__Given request__.
Please copy every line of the records below character for character, without changing a single line.

____________________

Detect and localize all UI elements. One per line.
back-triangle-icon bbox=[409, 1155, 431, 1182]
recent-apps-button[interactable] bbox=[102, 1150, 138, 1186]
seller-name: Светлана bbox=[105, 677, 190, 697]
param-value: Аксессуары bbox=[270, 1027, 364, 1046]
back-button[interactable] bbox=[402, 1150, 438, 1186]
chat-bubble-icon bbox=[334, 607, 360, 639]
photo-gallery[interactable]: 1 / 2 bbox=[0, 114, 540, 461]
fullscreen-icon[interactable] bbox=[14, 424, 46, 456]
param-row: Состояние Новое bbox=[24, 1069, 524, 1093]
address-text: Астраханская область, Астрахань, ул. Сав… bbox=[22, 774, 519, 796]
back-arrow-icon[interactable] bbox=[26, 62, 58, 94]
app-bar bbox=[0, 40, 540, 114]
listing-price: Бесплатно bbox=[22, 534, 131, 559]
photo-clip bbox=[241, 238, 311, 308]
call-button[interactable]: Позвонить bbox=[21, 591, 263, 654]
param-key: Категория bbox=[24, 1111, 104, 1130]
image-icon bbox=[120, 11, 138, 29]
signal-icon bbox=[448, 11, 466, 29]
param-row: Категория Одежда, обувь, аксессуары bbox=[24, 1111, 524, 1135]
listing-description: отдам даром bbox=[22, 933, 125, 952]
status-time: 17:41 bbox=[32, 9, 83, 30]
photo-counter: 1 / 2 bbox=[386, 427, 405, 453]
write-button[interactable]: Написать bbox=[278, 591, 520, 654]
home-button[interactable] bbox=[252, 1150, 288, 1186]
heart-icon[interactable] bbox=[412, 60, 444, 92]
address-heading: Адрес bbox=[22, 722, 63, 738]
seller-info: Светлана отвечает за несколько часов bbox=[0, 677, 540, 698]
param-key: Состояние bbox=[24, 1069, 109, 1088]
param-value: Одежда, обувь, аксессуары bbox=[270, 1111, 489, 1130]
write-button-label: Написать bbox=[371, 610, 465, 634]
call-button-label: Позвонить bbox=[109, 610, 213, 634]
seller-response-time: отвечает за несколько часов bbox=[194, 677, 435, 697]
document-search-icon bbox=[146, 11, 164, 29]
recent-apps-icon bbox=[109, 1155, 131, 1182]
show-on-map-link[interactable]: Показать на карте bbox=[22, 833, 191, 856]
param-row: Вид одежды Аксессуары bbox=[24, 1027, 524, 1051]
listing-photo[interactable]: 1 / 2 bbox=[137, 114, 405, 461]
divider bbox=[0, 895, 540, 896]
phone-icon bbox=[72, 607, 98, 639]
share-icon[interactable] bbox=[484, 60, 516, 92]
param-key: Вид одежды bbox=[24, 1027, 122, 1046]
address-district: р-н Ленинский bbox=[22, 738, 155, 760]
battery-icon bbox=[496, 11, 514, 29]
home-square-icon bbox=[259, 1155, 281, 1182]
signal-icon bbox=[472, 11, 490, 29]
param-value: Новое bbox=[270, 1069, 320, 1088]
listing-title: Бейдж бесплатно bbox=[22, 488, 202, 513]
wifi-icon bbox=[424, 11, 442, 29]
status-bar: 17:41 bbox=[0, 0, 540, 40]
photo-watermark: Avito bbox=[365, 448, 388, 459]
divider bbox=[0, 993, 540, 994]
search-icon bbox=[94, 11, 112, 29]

____________________

__Task output__.
Detect and localize all UI elements. One per line.
back-triangle-icon bbox=[409, 1155, 431, 1182]
recent-apps-button[interactable] bbox=[102, 1150, 138, 1186]
seller-name: Светлана bbox=[105, 677, 190, 697]
param-value: Аксессуары bbox=[270, 1027, 364, 1046]
back-button[interactable] bbox=[402, 1150, 438, 1186]
chat-bubble-icon bbox=[334, 607, 360, 639]
photo-gallery[interactable]: 1 / 2 bbox=[0, 114, 540, 461]
fullscreen-icon[interactable] bbox=[14, 424, 46, 456]
param-row: Состояние Новое bbox=[24, 1069, 524, 1093]
address-text: Астраханская область, Астрахань, ул. Сав… bbox=[22, 774, 519, 796]
back-arrow-icon[interactable] bbox=[26, 62, 58, 94]
app-bar bbox=[0, 40, 540, 114]
listing-price: Бесплатно bbox=[22, 534, 131, 559]
photo-clip bbox=[241, 238, 311, 308]
call-button[interactable]: Позвонить bbox=[21, 591, 263, 654]
param-key: Категория bbox=[24, 1111, 104, 1130]
image-icon bbox=[120, 11, 138, 29]
signal-icon bbox=[448, 11, 466, 29]
param-row: Категория Одежда, обувь, аксессуары bbox=[24, 1111, 524, 1135]
listing-description: отдам даром bbox=[22, 933, 125, 952]
status-time: 17:41 bbox=[32, 9, 83, 30]
photo-counter: 1 / 2 bbox=[386, 427, 405, 453]
write-button[interactable]: Написать bbox=[278, 591, 520, 654]
home-button[interactable] bbox=[252, 1150, 288, 1186]
heart-icon[interactable] bbox=[412, 60, 444, 92]
address-heading: Адрес bbox=[22, 722, 63, 738]
seller-info: Светлана отвечает за несколько часов bbox=[0, 677, 540, 698]
param-key: Состояние bbox=[24, 1069, 109, 1088]
param-value: Одежда, обувь, аксессуары bbox=[270, 1111, 489, 1130]
write-button-label: Написать bbox=[371, 610, 465, 634]
call-button-label: Позвонить bbox=[109, 610, 213, 634]
seller-response-time: отвечает за несколько часов bbox=[194, 677, 435, 697]
document-search-icon bbox=[146, 11, 164, 29]
recent-apps-icon bbox=[109, 1155, 131, 1182]
show-on-map-link[interactable]: Показать на карте bbox=[22, 833, 191, 856]
param-row: Вид одежды Аксессуары bbox=[24, 1027, 524, 1051]
listing-photo[interactable]: 1 / 2 bbox=[137, 114, 405, 461]
divider bbox=[0, 895, 540, 896]
phone-icon bbox=[72, 607, 98, 639]
share-icon[interactable] bbox=[484, 60, 516, 92]
param-key: Вид одежды bbox=[24, 1027, 122, 1046]
address-district: р-н Ленинский bbox=[22, 738, 155, 760]
battery-icon bbox=[496, 11, 514, 29]
home-square-icon bbox=[259, 1155, 281, 1182]
signal-icon bbox=[472, 11, 490, 29]
param-value: Новое bbox=[270, 1069, 320, 1088]
listing-title: Бейдж бесплатно bbox=[22, 488, 202, 513]
wifi-icon bbox=[424, 11, 442, 29]
status-bar: 17:41 bbox=[0, 0, 540, 40]
photo-watermark: Avito bbox=[365, 448, 388, 459]
divider bbox=[0, 993, 540, 994]
search-icon bbox=[94, 11, 112, 29]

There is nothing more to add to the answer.